:: Written instruction ::
Give every line of the items below as a JSON list of strings, one string per line, skipping blank lines. Leave the pictures out of the answer.
═══ Records
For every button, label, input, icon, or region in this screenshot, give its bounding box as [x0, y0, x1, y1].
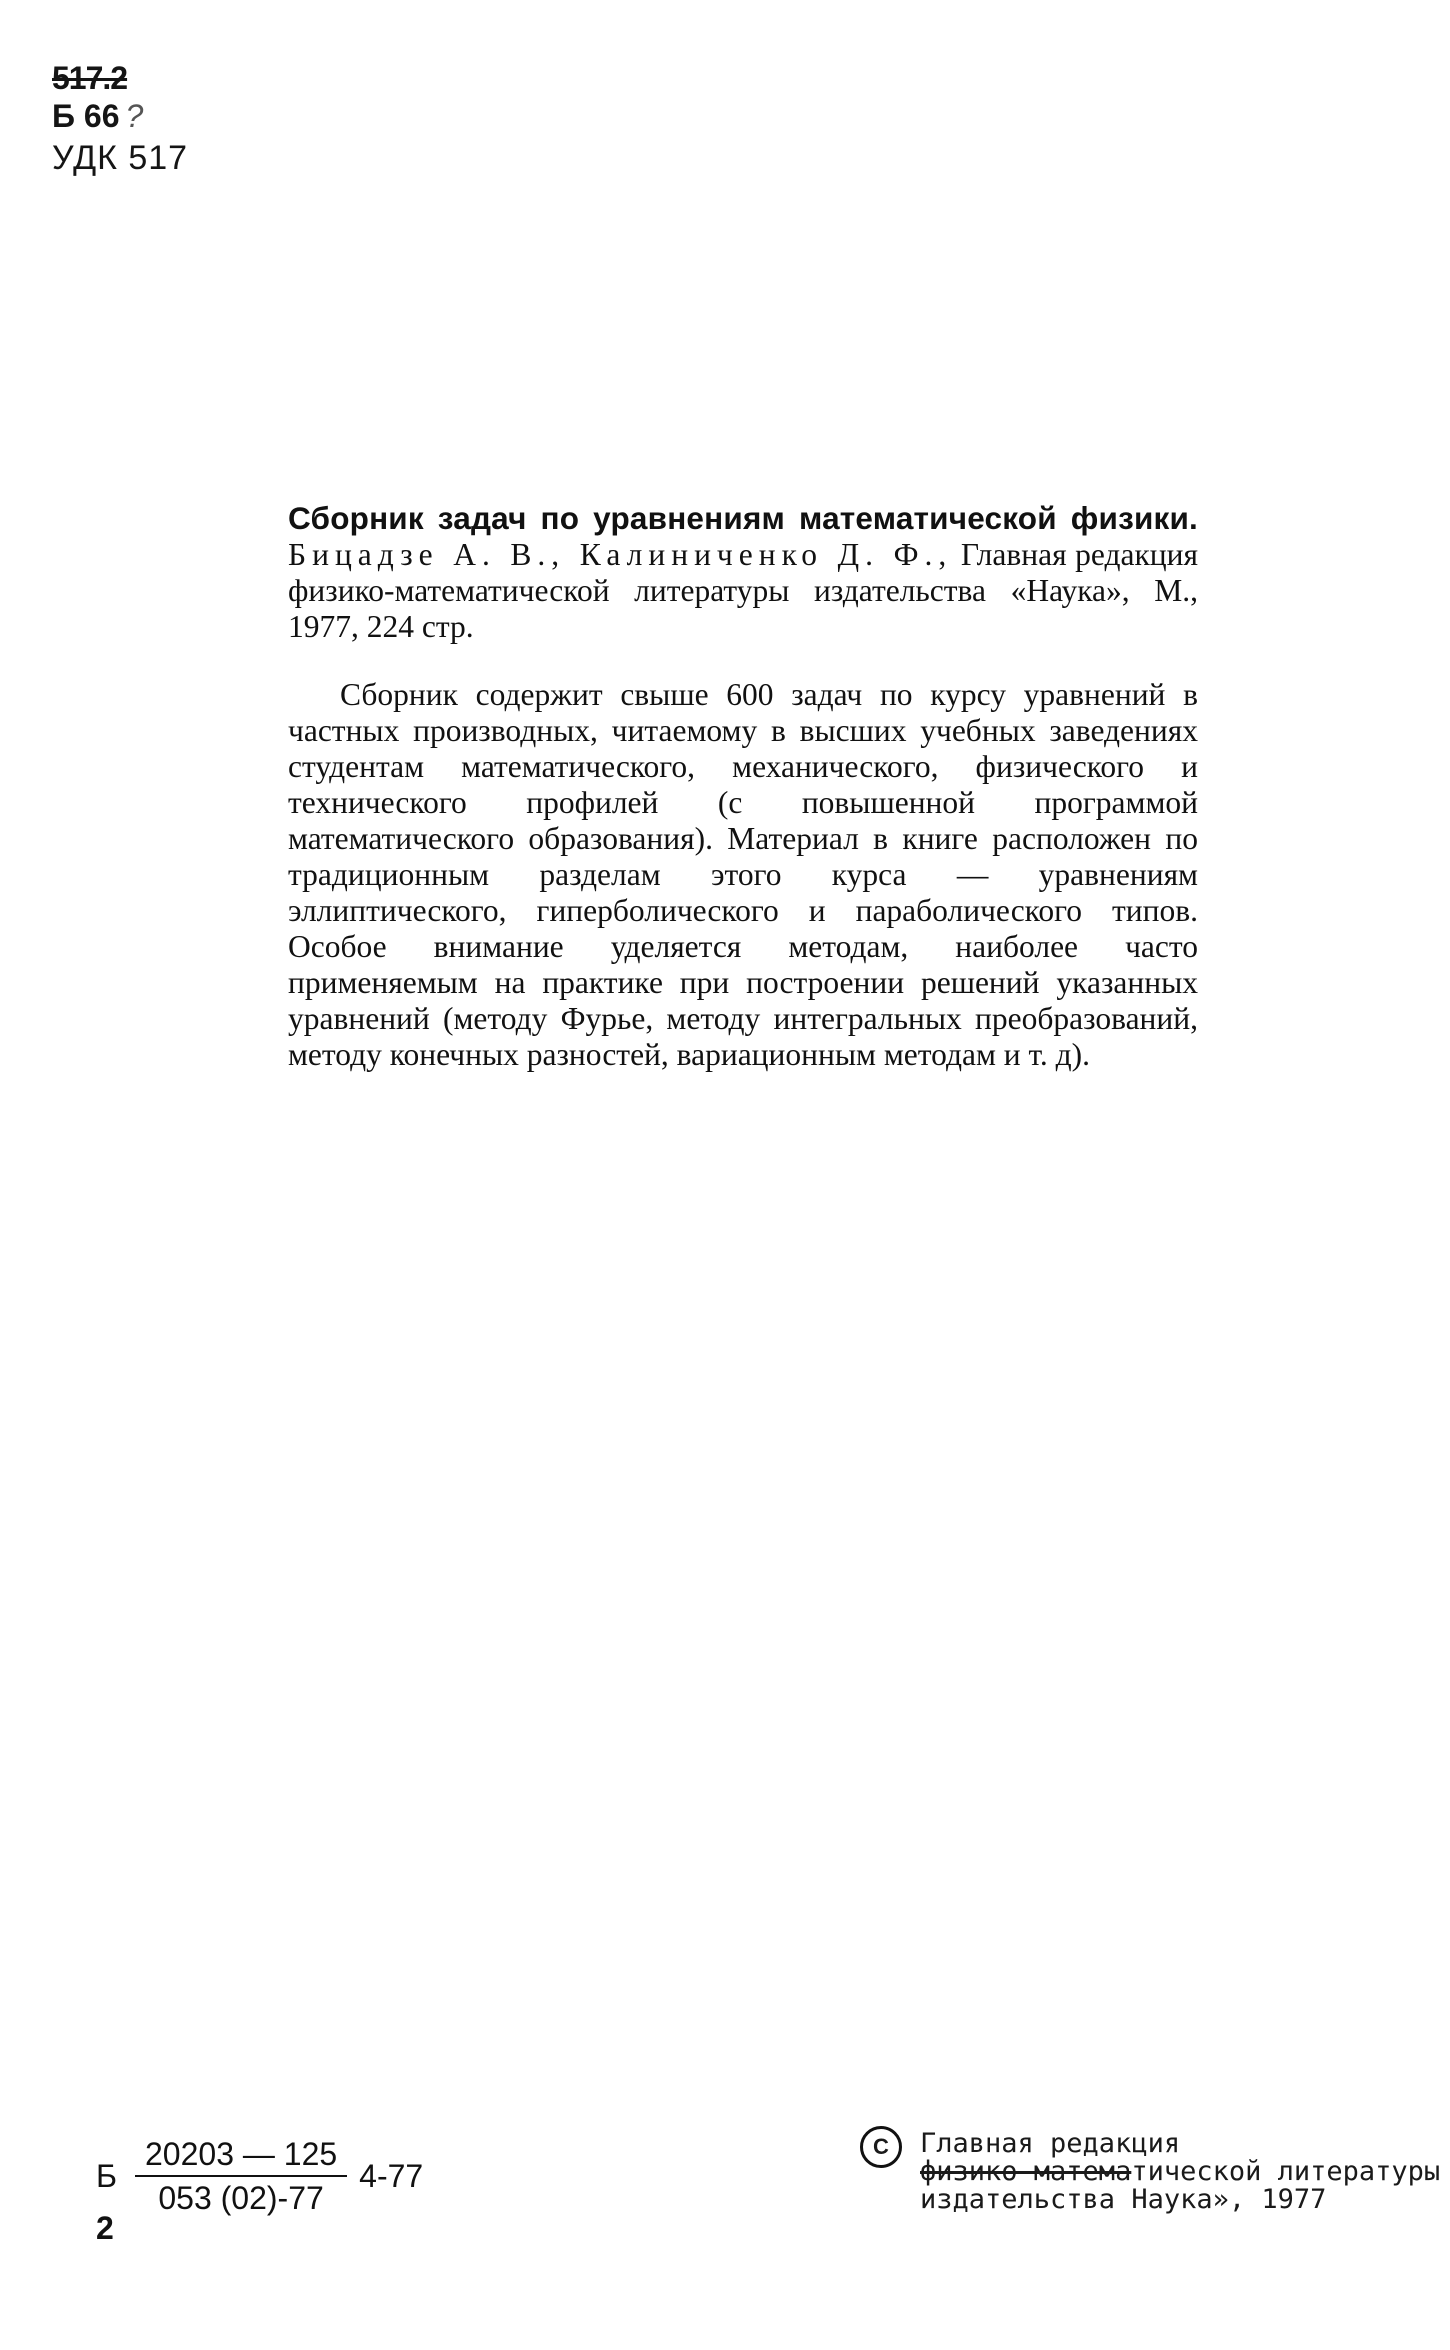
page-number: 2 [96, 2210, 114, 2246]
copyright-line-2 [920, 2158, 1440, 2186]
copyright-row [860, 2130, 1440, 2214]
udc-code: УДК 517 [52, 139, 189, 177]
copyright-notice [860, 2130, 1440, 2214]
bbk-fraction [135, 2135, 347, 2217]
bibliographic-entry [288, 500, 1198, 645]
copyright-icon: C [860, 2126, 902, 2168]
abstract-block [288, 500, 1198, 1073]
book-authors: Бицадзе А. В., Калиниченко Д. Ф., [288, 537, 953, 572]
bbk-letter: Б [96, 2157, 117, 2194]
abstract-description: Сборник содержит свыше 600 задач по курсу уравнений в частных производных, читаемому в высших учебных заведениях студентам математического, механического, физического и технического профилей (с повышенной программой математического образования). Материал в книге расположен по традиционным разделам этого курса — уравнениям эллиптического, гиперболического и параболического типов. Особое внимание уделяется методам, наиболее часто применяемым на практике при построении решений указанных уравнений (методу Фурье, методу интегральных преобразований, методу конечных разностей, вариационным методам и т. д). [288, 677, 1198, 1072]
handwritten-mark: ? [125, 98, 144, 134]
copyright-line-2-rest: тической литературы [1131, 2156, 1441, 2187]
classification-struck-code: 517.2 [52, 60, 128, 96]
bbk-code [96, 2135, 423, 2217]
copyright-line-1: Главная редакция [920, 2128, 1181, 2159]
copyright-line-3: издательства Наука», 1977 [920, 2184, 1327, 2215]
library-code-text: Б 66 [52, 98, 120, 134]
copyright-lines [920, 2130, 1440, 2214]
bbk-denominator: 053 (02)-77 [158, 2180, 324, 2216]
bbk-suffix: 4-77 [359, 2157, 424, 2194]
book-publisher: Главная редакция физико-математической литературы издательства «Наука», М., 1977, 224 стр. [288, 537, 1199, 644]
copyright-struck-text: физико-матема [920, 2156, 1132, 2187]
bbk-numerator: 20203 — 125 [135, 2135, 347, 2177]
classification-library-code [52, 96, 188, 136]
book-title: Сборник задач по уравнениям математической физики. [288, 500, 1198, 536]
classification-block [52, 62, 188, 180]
══════
:: Answer to the problem ::
[
  "For every button, label, input, icon, or region in this screenshot, give its bounding box as [x0, y0, x1, y1].",
  "page-number: 2 [96, 2210, 114, 2246]",
  "copyright-line-2 [920, 2158, 1440, 2186]",
  "copyright-row [860, 2130, 1440, 2214]",
  "udc-code: УДК 517 [52, 139, 189, 177]",
  "copyright-notice [860, 2130, 1440, 2214]",
  "bbk-fraction [135, 2135, 347, 2217]",
  "bibliographic-entry [288, 500, 1198, 645]",
  "copyright-icon: C [860, 2126, 902, 2168]",
  "abstract-block [288, 500, 1198, 1073]",
  "book-authors: Бицадзе А. В., Калиниченко Д. Ф., [288, 537, 953, 572]",
  "bbk-letter: Б [96, 2157, 117, 2194]",
  "abstract-description: Сборник содержит свыше 600 задач по курсу уравнений в частных производных, читаемому в высших учебных заведениях студентам математического, механического, физического и технического профилей (с повышенной программой математического образования). Материал в книге расположен по традиционным разделам этого курса — уравнениям эллиптического, гиперболического и параболического типов. Особое внимание уделяется методам, наиболее часто применяемым на практике при построении решений указанных уравнений (методу Фурье, методу интегральных преобразований, методу конечных разностей, вариационным методам и т. д). [288, 677, 1198, 1072]",
  "handwritten-mark: ? [125, 98, 144, 134]",
  "copyright-line-2-rest: тической литературы [1131, 2156, 1441, 2187]",
  "classification-struck-code: 517.2 [52, 60, 128, 96]",
  "bbk-code [96, 2135, 423, 2217]",
  "copyright-line-1: Главная редакция [920, 2128, 1181, 2159]",
  "copyright-line-3: издательства Наука», 1977 [920, 2184, 1327, 2215]",
  "library-code-text: Б 66 [52, 98, 120, 134]",
  "copyright-lines [920, 2130, 1440, 2214]",
  "bbk-denominator: 053 (02)-77 [158, 2180, 324, 2216]",
  "bbk-suffix: 4-77 [359, 2157, 424, 2194]",
  "book-publisher: Главная редакция физико-математической литературы издательства «Наука», М., 1977, 224 стр. [288, 537, 1199, 644]",
  "copyright-struck-text: физико-матема [920, 2156, 1132, 2187]",
  "bbk-numerator: 20203 — 125 [135, 2135, 347, 2177]",
  "classification-library-code [52, 96, 188, 136]",
  "book-title: Сборник задач по уравнениям математической физики. [288, 500, 1198, 536]",
  "classification-block [52, 62, 188, 180]"
]